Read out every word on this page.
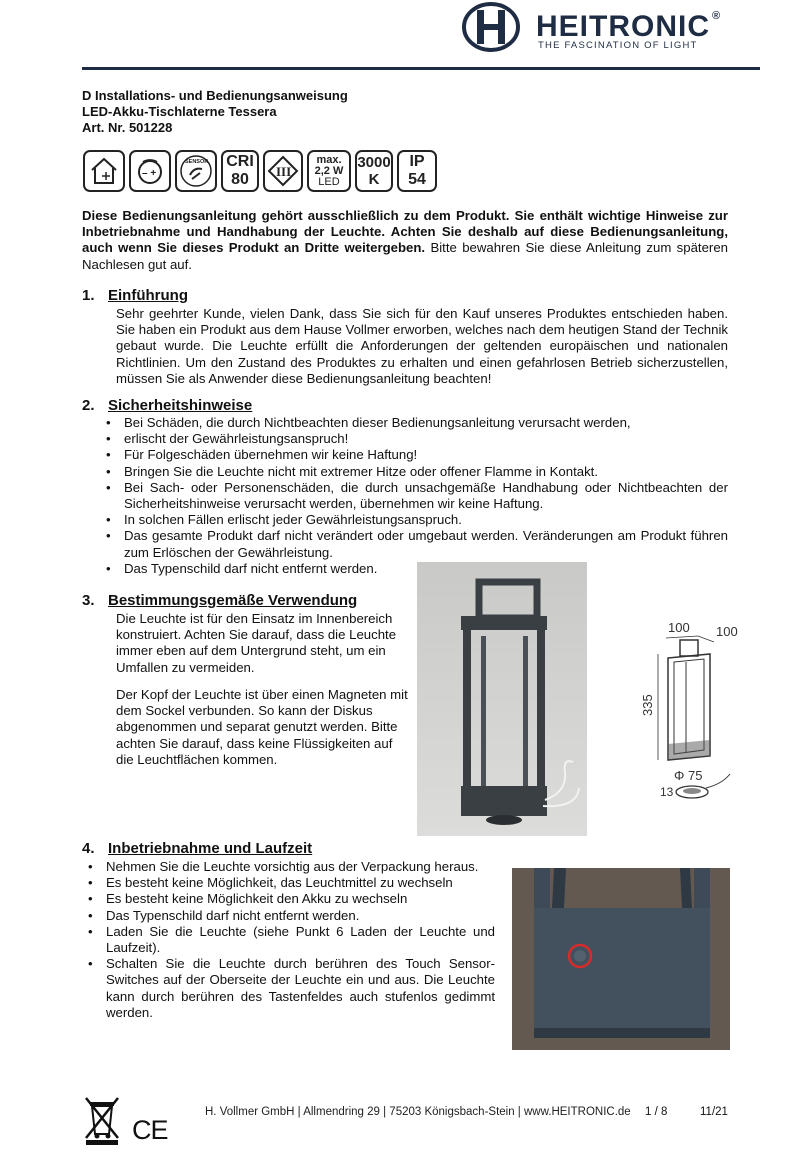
HEITRONIC ®
THE FASCINATION OF LIGHT
D Installations- und Bedienungsanweisung
LED-Akku-Tischlaterne Tessera
Art. Nr. 501228
– +
SENSOR CRI
80 III
max.
2,2 W
LED
3000
K
IP
54
Diese Bedienungsanleitung gehört ausschließlich zu dem Produkt. Sie enthält wichtige Hinweise zur Inbetriebnahme und Handhabung der Leuchte. Achten Sie deshalb auf diese Bedienungsanleitung, auch wenn Sie dieses Produkt an Dritte weitergeben. Bitte bewahren Sie diese Anleitung zum späteren Nachlesen gut auf.
1. Einführung
Sehr geehrter Kunde, vielen Dank, dass Sie sich für den Kauf unseres Produktes entschieden haben. Sie haben ein Produkt aus dem Hause Vollmer erworben, welches nach dem heutigen Stand der Technik gebaut wurde. Die Leuchte erfüllt die Anforderungen der geltenden europäischen und nationalen Richtlinien. Um den Zustand des Produktes zu erhalten und einen gefahrlosen Betrieb sicherzustellen, müssen Sie als Anwender diese Bedienungsanleitung beachten!
2. Sicherheitshinweise
• Bei Schäden, die durch Nichtbeachten dieser Bedienungsanleitung verursacht werden,
• erlischt der Gewährleistungsanspruch!
• Für Folgeschäden übernehmen wir keine Haftung!
• Bringen Sie die Leuchte nicht mit extremer Hitze oder offener Flamme in Kontakt.
• Bei Sach- oder Personenschäden, die durch unsachgemäße Handhabung oder Nichtbeachten der Sicherheitshinweise verursacht werden, übernehmen wir keine Haftung.
• In solchen Fällen erlischt jeder Gewährleistungsanspruch.
• Das gesamte Produkt darf nicht verändert oder umgebaut werden. Veränderungen am Produkt führen zum Erlöschen der Gewährleistung.
• Das Typenschild darf nicht entfernt werden.
3. Bestimmungsgemäße Verwendung
Die Leuchte ist für den Einsatz im Innenbereich konstruiert. Achten Sie darauf, dass die Leuchte immer eben auf dem Untergrund steht, um ein Umfallen zu vermeiden.
Der Kopf der Leuchte ist über einen Magneten mit dem Sockel verbunden. So kann der Diskus abgenommen und separat genutzt werden. Bitte achten Sie darauf, dass keine Flüssigkeiten auf die Leuchtflächen kommen.
100 100
335
Φ 75
13
4. Inbetriebnahme und Laufzeit
• Nehmen Sie die Leuchte vorsichtig aus der Verpackung heraus.
• Es besteht keine Möglichkeit, das Leuchtmittel zu wechseln
• Es besteht keine Möglichkeit den Akku zu wechseln
• Das Typenschild darf nicht entfernt werden.
• Laden Sie die Leuchte (siehe Punkt 6 Laden der Leuchte und Laufzeit).
• Schalten Sie die Leuchte durch berühren des Touch Sensor-Switches auf der Oberseite der Leuchte ein und aus. Die Leuchte kann durch berühren des Tastenfeldes auch stufenlos gedimmt werden.
CE
H. Vollmer GmbH | Allmendring 29 | 75203 Königsbach-Stein | www.HEITRONIC.de 1 / 8	11/21
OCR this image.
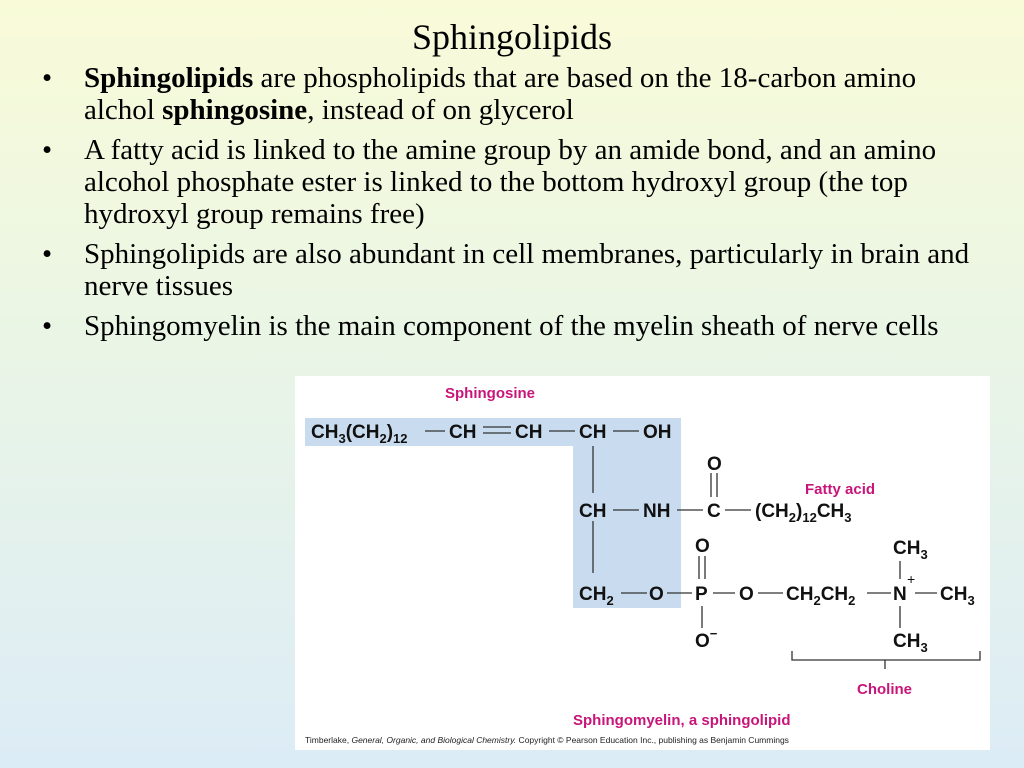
Sphingolipids
• Sphingolipids are phospholipids that are based on the 18-carbon amino alchol sphingosine, instead of on glycerol
• A fatty acid is linked to the amine group by an amide bond, and an amino alcohol phosphate ester is linked to the bottom hydroxyl group (the top hydroxyl group remains free)
• Sphingolipids are also abundant in cell membranes, particularly in brain and nerve tissues
• Sphingomyelin is the main component of the myelin sheath of nerve cells
Sphingosine
Fatty acid
Choline
Sphingomyelin, a sphingolipid
$CH_3(CH_2)_{12}$ CH CH CH OH
CH NH C
O
$(CH_2)_{12}CH_3$
$CH_2$ O P
O
O−
O $CH_2CH_2$ N
+
$CH_3$
$CH_3$
$CH_3$
Timberlake, General, Organic, and Biological Chemistry. Copyright © Pearson Education Inc., publishing as Benjamin Cummings
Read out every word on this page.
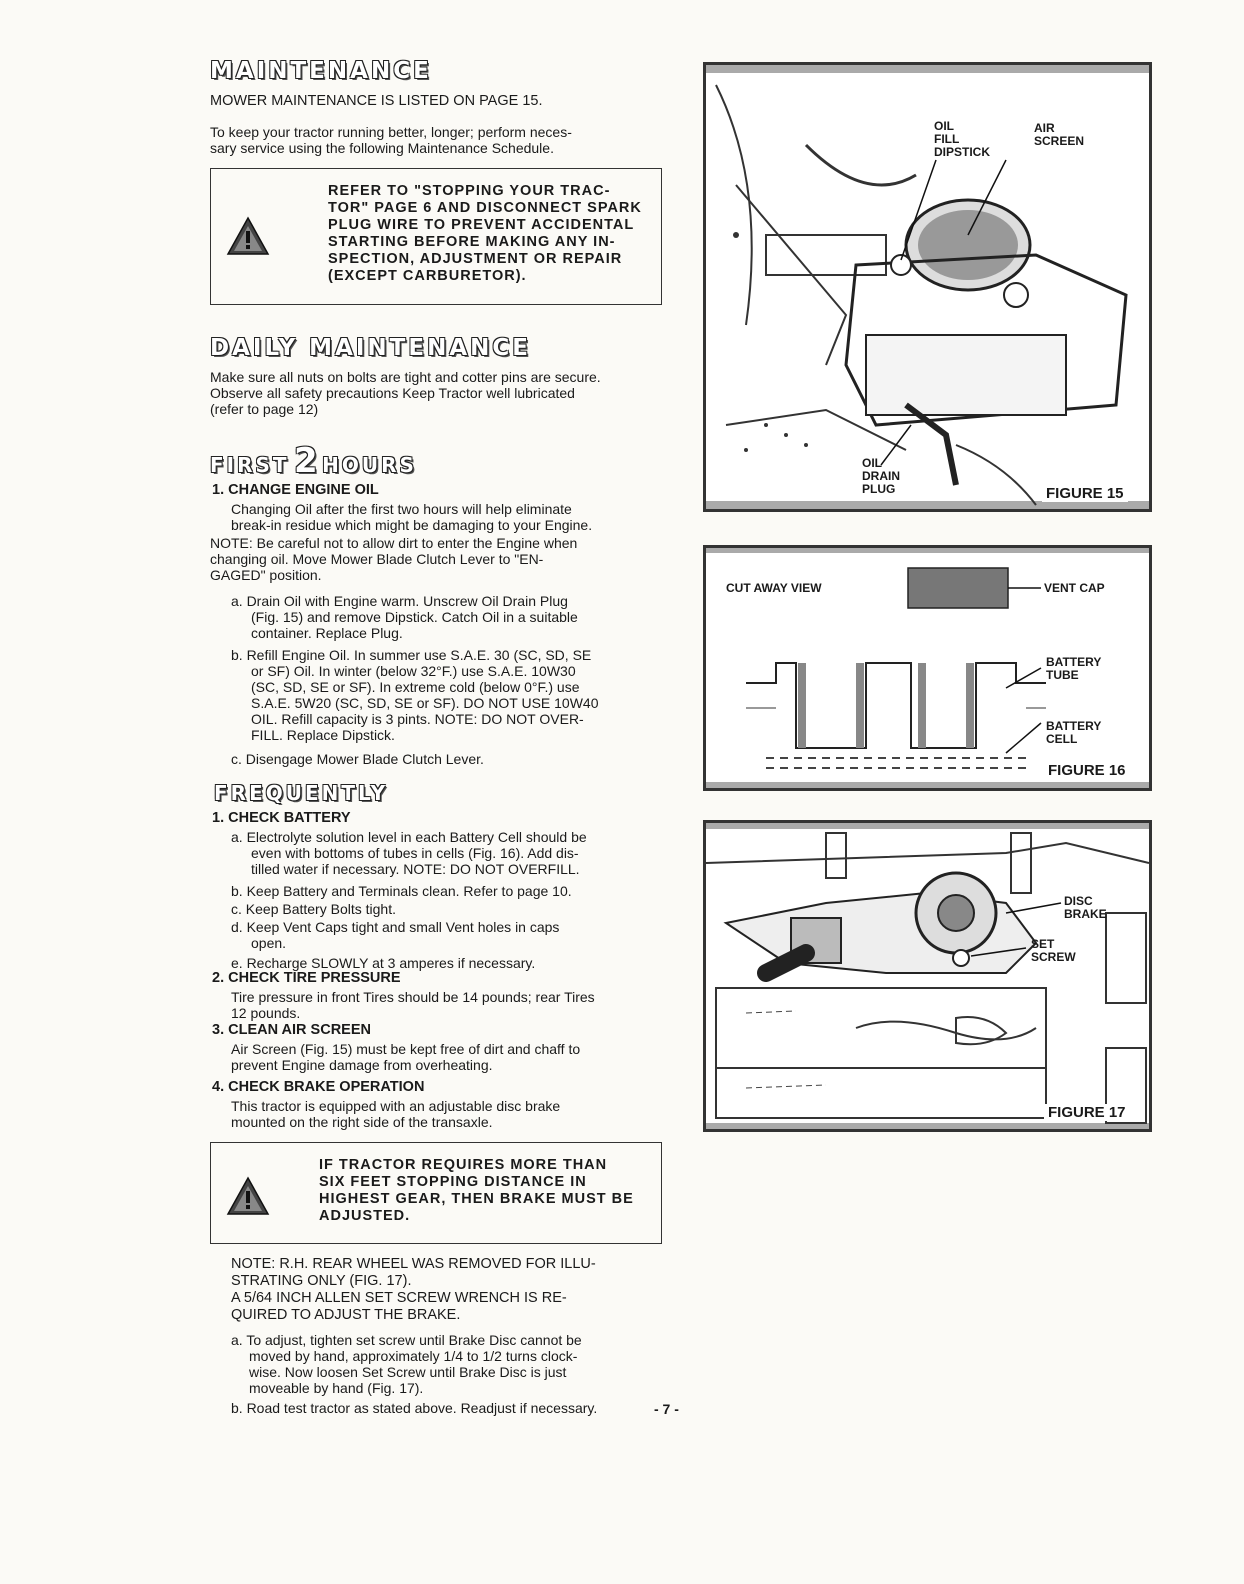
MAINTENANCE
MOWER MAINTENANCE IS LISTED ON PAGE 15.
To keep your tractor running better, longer; perform neces-
sary service using the following Maintenance Schedule.
REFER TO "STOPPING YOUR TRAC-
TOR" PAGE 6 AND DISCONNECT SPARK
PLUG WIRE TO PREVENT ACCIDENTAL
STARTING BEFORE MAKING ANY IN-
SPECTION, ADJUSTMENT OR REPAIR
(EXCEPT CARBURETOR).
DAILY MAINTENANCE
Make sure all nuts on bolts are tight and cotter pins are secure.
Observe all safety precautions Keep Tractor well lubricated
(refer to page 12)
FIRST 2 HOURS
1. CHANGE ENGINE OIL
Changing Oil after the first two hours will help eliminate
break-in residue which might be damaging to your Engine.
NOTE: Be careful not to allow dirt to enter the Engine when
changing oil. Move Mower Blade Clutch Lever to "EN-
GAGED" position.
a. Drain Oil with Engine warm. Unscrew Oil Drain Plug
(Fig. 15) and remove Dipstick. Catch Oil in a suitable
container. Replace Plug.
b. Refill Engine Oil. In summer use S.A.E. 30 (SC, SD, SE
or SF) Oil. In winter (below 32°F.) use S.A.E. 10W30
(SC, SD, SE or SF). In extreme cold (below 0°F.) use
S.A.E. 5W20 (SC, SD, SE or SF). DO NOT USE 10W40
OIL. Refill capacity is 3 pints. NOTE: DO NOT OVER-
FILL. Replace Dipstick.
c. Disengage Mower Blade Clutch Lever.
FREQUENTLY
1. CHECK BATTERY
a. Electrolyte solution level in each Battery Cell should be
even with bottoms of tubes in cells (Fig. 16). Add dis-
tilled water if necessary. NOTE: DO NOT OVERFILL.
b. Keep Battery and Terminals clean. Refer to page 10.
c. Keep Battery Bolts tight.
d. Keep Vent Caps tight and small Vent holes in caps
open.
e. Recharge SLOWLY at 3 amperes if necessary.
2. CHECK TIRE PRESSURE
Tire pressure in front Tires should be 14 pounds; rear Tires
12 pounds.
3. CLEAN AIR SCREEN
Air Screen (Fig. 15) must be kept free of dirt and chaff to
prevent Engine damage from overheating.
4. CHECK BRAKE OPERATION
This tractor is equipped with an adjustable disc brake
mounted on the right side of the transaxle.
IF TRACTOR REQUIRES MORE THAN
SIX FEET STOPPING DISTANCE IN
HIGHEST GEAR, THEN BRAKE MUST BE
ADJUSTED.
NOTE: R.H. REAR WHEEL WAS REMOVED FOR ILLU-
STRATING ONLY (FIG. 17).
A 5/64 INCH ALLEN SET SCREW WRENCH IS RE-
QUIRED TO ADJUST THE BRAKE.
a. To adjust, tighten set screw until Brake Disc cannot be
moved by hand, approximately 1/4 to 1/2 turns clock-
wise. Now loosen Set Screw until Brake Disc is just
moveable by hand (Fig. 17).
b. Road test tractor as stated above. Readjust if necessary.	- 7 -
OIL
FILL
DIPSTICK
AIR
SCREEN
OIL
DRAIN
PLUG	FIGURE 15
CUT AWAY VIEW	VENT CAP
BATTERY
TUBE
BATTERY
CELL
FIGURE 16
DISC
BRAKE
SET
SCREW
FIGURE 17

###

— PROBLEM —
Please reproduce all the material exactly. Pictures stay out of the copy.

— SOLVED PROBLEM —
Read out every word on this page.
HEITRONIC ®
THE FASCINATION OF LIGHT
D Installations- und Bedienungsanweisung
LED-Akku-Tischlaterne Tessera
Art. Nr. 501228
– +
SENSOR CRI
80 III
max.
2,2 W
LED
3000
K
IP
54
Diese Bedienungsanleitung gehört ausschließlich zu dem Produkt. Sie enthält wichtige Hinweise zur Inbetriebnahme und Handhabung der Leuchte. Achten Sie deshalb auf diese Bedienungsanleitung, auch wenn Sie dieses Produkt an Dritte weitergeben. Bitte bewahren Sie diese Anleitung zum späteren Nachlesen gut auf.
1. Einführung
Sehr geehrter Kunde, vielen Dank, dass Sie sich für den Kauf unseres Produktes entschieden haben. Sie haben ein Produkt aus dem Hause Vollmer erworben, welches nach dem heutigen Stand der Technik gebaut wurde. Die Leuchte erfüllt die Anforderungen der geltenden europäischen und nationalen Richtlinien. Um den Zustand des Produktes zu erhalten und einen gefahrlosen Betrieb sicherzustellen, müssen Sie als Anwender diese Bedienungsanleitung beachten!
2. Sicherheitshinweise
• Bei Schäden, die durch Nichtbeachten dieser Bedienungsanleitung verursacht werden,
• erlischt der Gewährleistungsanspruch!
• Für Folgeschäden übernehmen wir keine Haftung!
• Bringen Sie die Leuchte nicht mit extremer Hitze oder offener Flamme in Kontakt.
• Bei Sach- oder Personenschäden, die durch unsachgemäße Handhabung oder Nichtbeachten der Sicherheitshinweise verursacht werden, übernehmen wir keine Haftung.
• In solchen Fällen erlischt jeder Gewährleistungsanspruch.
• Das gesamte Produkt darf nicht verändert oder umgebaut werden. Veränderungen am Produkt führen zum Erlöschen der Gewährleistung.
• Das Typenschild darf nicht entfernt werden.
3. Bestimmungsgemäße Verwendung
Die Leuchte ist für den Einsatz im Innenbereich konstruiert. Achten Sie darauf, dass die Leuchte immer eben auf dem Untergrund steht, um ein Umfallen zu vermeiden.
Der Kopf der Leuchte ist über einen Magneten mit dem Sockel verbunden. So kann der Diskus abgenommen und separat genutzt werden. Bitte achten Sie darauf, dass keine Flüssigkeiten auf die Leuchtflächen kommen.
100 100
335
Φ 75
13
4. Inbetriebnahme und Laufzeit
• Nehmen Sie die Leuchte vorsichtig aus der Verpackung heraus.
• Es besteht keine Möglichkeit, das Leuchtmittel zu wechseln
• Es besteht keine Möglichkeit den Akku zu wechseln
• Das Typenschild darf nicht entfernt werden.
• Laden Sie die Leuchte (siehe Punkt 6 Laden der Leuchte und Laufzeit).
• Schalten Sie die Leuchte durch berühren des Touch Sensor-Switches auf der Oberseite der Leuchte ein und aus. Die Leuchte kann durch berühren des Tastenfeldes auch stufenlos gedimmt werden.
CE
H. Vollmer GmbH | Allmendring 29 | 75203 Königsbach-Stein | www.HEITRONIC.de 1 / 8	11/21
OCR this image.
Sphingolipids
• Sphingolipids are phospholipids that are based on the 18-carbon amino alchol sphingosine, instead of on glycerol
• A fatty acid is linked to the amine group by an amide bond, and an amino alcohol phosphate ester is linked to the bottom hydroxyl group (the top hydroxyl group remains free)
• Sphingolipids are also abundant in cell membranes, particularly in brain and nerve tissues
• Sphingomyelin is the main component of the myelin sheath of nerve cells
Sphingosine
Fatty acid
Choline
Sphingomyelin, a sphingolipid
$CH_3(CH_2)_{12}$ CH CH CH OH
CH NH C
O
$(CH_2)_{12}CH_3$
$CH_2$ O P
O
O−
O $CH_2CH_2$ N
+
$CH_3$
$CH_3$
$CH_3$
Timberlake, General, Organic, and Biological Chemistry. Copyright © Pearson Education Inc., publishing as Benjamin Cummings
Read out every word on this page.
MAINTENANCE
MOWER MAINTENANCE IS LISTED ON PAGE 15.
To keep your tractor running better, longer; perform neces-
sary service using the following Maintenance Schedule.
REFER TO "STOPPING YOUR TRAC-
TOR" PAGE 6 AND DISCONNECT SPARK
PLUG WIRE TO PREVENT ACCIDENTAL
STARTING BEFORE MAKING ANY IN-
SPECTION, ADJUSTMENT OR REPAIR
(EXCEPT CARBURETOR).
DAILY MAINTENANCE
Make sure all nuts on bolts are tight and cotter pins are secure.
Observe all safety precautions Keep Tractor well lubricated
(refer to page 12)
FIRST 2 HOURS
1. CHANGE ENGINE OIL
Changing Oil after the first two hours will help eliminate
break-in residue which might be damaging to your Engine.
NOTE: Be careful not to allow dirt to enter the Engine when
changing oil. Move Mower Blade Clutch Lever to "EN-
GAGED" position.
a. Drain Oil with Engine warm. Unscrew Oil Drain Plug
(Fig. 15) and remove Dipstick. Catch Oil in a suitable
container. Replace Plug.
b. Refill Engine Oil. In summer use S.A.E. 30 (SC, SD, SE
or SF) Oil. In winter (below 32°F.) use S.A.E. 10W30
(SC, SD, SE or SF). In extreme cold (below 0°F.) use
S.A.E. 5W20 (SC, SD, SE or SF). DO NOT USE 10W40
OIL. Refill capacity is 3 pints. NOTE: DO NOT OVER-
FILL. Replace Dipstick.
c. Disengage Mower Blade Clutch Lever.
FREQUENTLY
1. CHECK BATTERY
a. Electrolyte solution level in each Battery Cell should be
even with bottoms of tubes in cells (Fig. 16). Add dis-
tilled water if necessary. NOTE: DO NOT OVERFILL.
b. Keep Battery and Terminals clean. Refer to page 10.
c. Keep Battery Bolts tight.
d. Keep Vent Caps tight and small Vent holes in caps
open.
e. Recharge SLOWLY at 3 amperes if necessary.
2. CHECK TIRE PRESSURE
Tire pressure in front Tires should be 14 pounds; rear Tires
12 pounds.
3. CLEAN AIR SCREEN
Air Screen (Fig. 15) must be kept free of dirt and chaff to
prevent Engine damage from overheating.
4. CHECK BRAKE OPERATION
This tractor is equipped with an adjustable disc brake
mounted on the right side of the transaxle.
IF TRACTOR REQUIRES MORE THAN
SIX FEET STOPPING DISTANCE IN
HIGHEST GEAR, THEN BRAKE MUST BE
ADJUSTED.
NOTE: R.H. REAR WHEEL WAS REMOVED FOR ILLU-
STRATING ONLY (FIG. 17).
A 5/64 INCH ALLEN SET SCREW WRENCH IS RE-
QUIRED TO ADJUST THE BRAKE.
a. To adjust, tighten set screw until Brake Disc cannot be
moved by hand, approximately 1/4 to 1/2 turns clock-
wise. Now loosen Set Screw until Brake Disc is just
moveable by hand (Fig. 17).
b. Road test tractor as stated above. Readjust if necessary.	- 7 -
OIL
FILL
DIPSTICK
AIR
SCREEN
OIL
DRAIN
PLUG	FIGURE 15
CUT AWAY VIEW	VENT CAP
BATTERY
TUBE
BATTERY
CELL
FIGURE 16
DISC
BRAKE
SET
SCREW
FIGURE 17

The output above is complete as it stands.